## GIVEN PROBLEM
Copy the data exactly; pictures stay out of the copy.

(Stored dataset items)

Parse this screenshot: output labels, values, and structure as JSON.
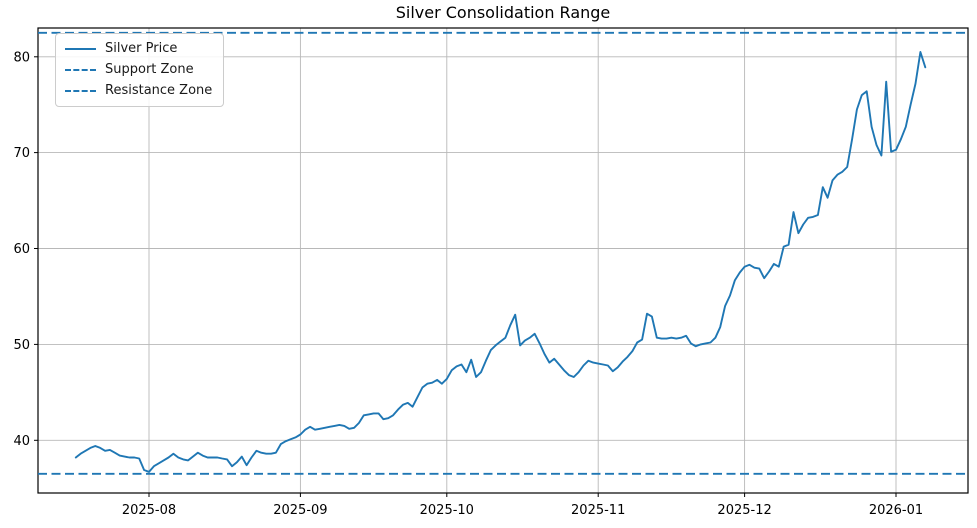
{
  "colors": {
    "line": "#1f77b4",
    "support_line": "#1f77b4",
    "resistance_line": "#1f77b4",
    "grid": "#b8b8b8",
    "spine": "#000000",
    "background": "#ffffff",
    "tick_text": "#000000"
  },
  "legend": [
    {
      "label": "Silver Price",
      "style": "solid"
    },
    {
      "label": "Support Zone",
      "style": "dashed"
    },
    {
      "label": "Resistance Zone",
      "style": "dashed"
    }
  ],
  "chart_data": {
    "type": "line",
    "title": "Silver Consolidation Range",
    "xlabel": "",
    "ylabel": "",
    "grid": true,
    "legend_position": "upper left",
    "x_tick_labels": [
      "2025-08",
      "2025-09",
      "2025-10",
      "2025-11",
      "2025-12",
      "2026-01"
    ],
    "y_ticks": [
      40,
      50,
      60,
      70,
      80
    ],
    "ylim": [
      34.5,
      83.0
    ],
    "support_zone": 36.5,
    "resistance_zone": 82.5,
    "series": [
      {
        "name": "Silver Price",
        "start_date": "2025-07-17",
        "frequency": "daily",
        "values": [
          38.2,
          38.6,
          38.9,
          39.2,
          39.4,
          39.2,
          38.9,
          39.0,
          38.7,
          38.4,
          38.3,
          38.2,
          38.2,
          38.1,
          36.9,
          36.7,
          37.3,
          37.6,
          37.9,
          38.2,
          38.6,
          38.2,
          38.0,
          37.9,
          38.3,
          38.7,
          38.4,
          38.2,
          38.2,
          38.2,
          38.1,
          38.0,
          37.3,
          37.7,
          38.3,
          37.4,
          38.2,
          38.9,
          38.7,
          38.6,
          38.6,
          38.7,
          39.6,
          39.9,
          40.1,
          40.3,
          40.6,
          41.1,
          41.4,
          41.1,
          41.2,
          41.3,
          41.4,
          41.5,
          41.6,
          41.5,
          41.2,
          41.3,
          41.8,
          42.6,
          42.7,
          42.8,
          42.8,
          42.2,
          42.3,
          42.6,
          43.2,
          43.7,
          43.9,
          43.5,
          44.5,
          45.5,
          45.9,
          46.0,
          46.3,
          45.9,
          46.4,
          47.3,
          47.7,
          47.9,
          47.1,
          48.4,
          46.6,
          47.1,
          48.3,
          49.4,
          49.9,
          50.3,
          50.7,
          52.0,
          53.1,
          49.9,
          50.4,
          50.7,
          51.1,
          50.1,
          49.0,
          48.1,
          48.5,
          47.9,
          47.3,
          46.8,
          46.6,
          47.1,
          47.8,
          48.3,
          48.1,
          48.0,
          47.9,
          47.8,
          47.2,
          47.6,
          48.2,
          48.7,
          49.3,
          50.2,
          50.5,
          53.2,
          52.9,
          50.7,
          50.6,
          50.6,
          50.7,
          50.6,
          50.7,
          50.9,
          50.1,
          49.8,
          50.0,
          50.1,
          50.2,
          50.7,
          51.8,
          54.0,
          55.1,
          56.7,
          57.5,
          58.1,
          58.3,
          58.0,
          57.9,
          56.9,
          57.6,
          58.4,
          58.1,
          60.2,
          60.4,
          63.8,
          61.6,
          62.5,
          63.2,
          63.3,
          63.5,
          66.4,
          65.3,
          67.1,
          67.7,
          68.0,
          68.5,
          71.4,
          74.5,
          76.0,
          76.4,
          72.7,
          70.8,
          69.7,
          77.4,
          70.1,
          70.3,
          71.4,
          72.7,
          75.0,
          77.2,
          80.5,
          78.9
        ]
      }
    ]
  }
}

## SOLUTION TO THIS TASK
Parse this screenshot: output labels, values, and structure as JSON.
{
  "colors": {
    "line": "#1f77b4",
    "support_line": "#1f77b4",
    "resistance_line": "#1f77b4",
    "grid": "#b8b8b8",
    "spine": "#000000",
    "background": "#ffffff",
    "tick_text": "#000000"
  },
  "legend": [
    {
      "label": "Silver Price",
      "style": "solid"
    },
    {
      "label": "Support Zone",
      "style": "dashed"
    },
    {
      "label": "Resistance Zone",
      "style": "dashed"
    }
  ],
  "chart_data": {
    "type": "line",
    "title": "Silver Consolidation Range",
    "xlabel": "",
    "ylabel": "",
    "grid": true,
    "legend_position": "upper left",
    "x_tick_labels": [
      "2025-08",
      "2025-09",
      "2025-10",
      "2025-11",
      "2025-12",
      "2026-01"
    ],
    "y_ticks": [
      40,
      50,
      60,
      70,
      80
    ],
    "ylim": [
      34.5,
      83.0
    ],
    "support_zone": 36.5,
    "resistance_zone": 82.5,
    "series": [
      {
        "name": "Silver Price",
        "start_date": "2025-07-17",
        "frequency": "daily",
        "values": [
          38.2,
          38.6,
          38.9,
          39.2,
          39.4,
          39.2,
          38.9,
          39.0,
          38.7,
          38.4,
          38.3,
          38.2,
          38.2,
          38.1,
          36.9,
          36.7,
          37.3,
          37.6,
          37.9,
          38.2,
          38.6,
          38.2,
          38.0,
          37.9,
          38.3,
          38.7,
          38.4,
          38.2,
          38.2,
          38.2,
          38.1,
          38.0,
          37.3,
          37.7,
          38.3,
          37.4,
          38.2,
          38.9,
          38.7,
          38.6,
          38.6,
          38.7,
          39.6,
          39.9,
          40.1,
          40.3,
          40.6,
          41.1,
          41.4,
          41.1,
          41.2,
          41.3,
          41.4,
          41.5,
          41.6,
          41.5,
          41.2,
          41.3,
          41.8,
          42.6,
          42.7,
          42.8,
          42.8,
          42.2,
          42.3,
          42.6,
          43.2,
          43.7,
          43.9,
          43.5,
          44.5,
          45.5,
          45.9,
          46.0,
          46.3,
          45.9,
          46.4,
          47.3,
          47.7,
          47.9,
          47.1,
          48.4,
          46.6,
          47.1,
          48.3,
          49.4,
          49.9,
          50.3,
          50.7,
          52.0,
          53.1,
          49.9,
          50.4,
          50.7,
          51.1,
          50.1,
          49.0,
          48.1,
          48.5,
          47.9,
          47.3,
          46.8,
          46.6,
          47.1,
          47.8,
          48.3,
          48.1,
          48.0,
          47.9,
          47.8,
          47.2,
          47.6,
          48.2,
          48.7,
          49.3,
          50.2,
          50.5,
          53.2,
          52.9,
          50.7,
          50.6,
          50.6,
          50.7,
          50.6,
          50.7,
          50.9,
          50.1,
          49.8,
          50.0,
          50.1,
          50.2,
          50.7,
          51.8,
          54.0,
          55.1,
          56.7,
          57.5,
          58.1,
          58.3,
          58.0,
          57.9,
          56.9,
          57.6,
          58.4,
          58.1,
          60.2,
          60.4,
          63.8,
          61.6,
          62.5,
          63.2,
          63.3,
          63.5,
          66.4,
          65.3,
          67.1,
          67.7,
          68.0,
          68.5,
          71.4,
          74.5,
          76.0,
          76.4,
          72.7,
          70.8,
          69.7,
          77.4,
          70.1,
          70.3,
          71.4,
          72.7,
          75.0,
          77.2,
          80.5,
          78.9
        ]
      }
    ]
  }
}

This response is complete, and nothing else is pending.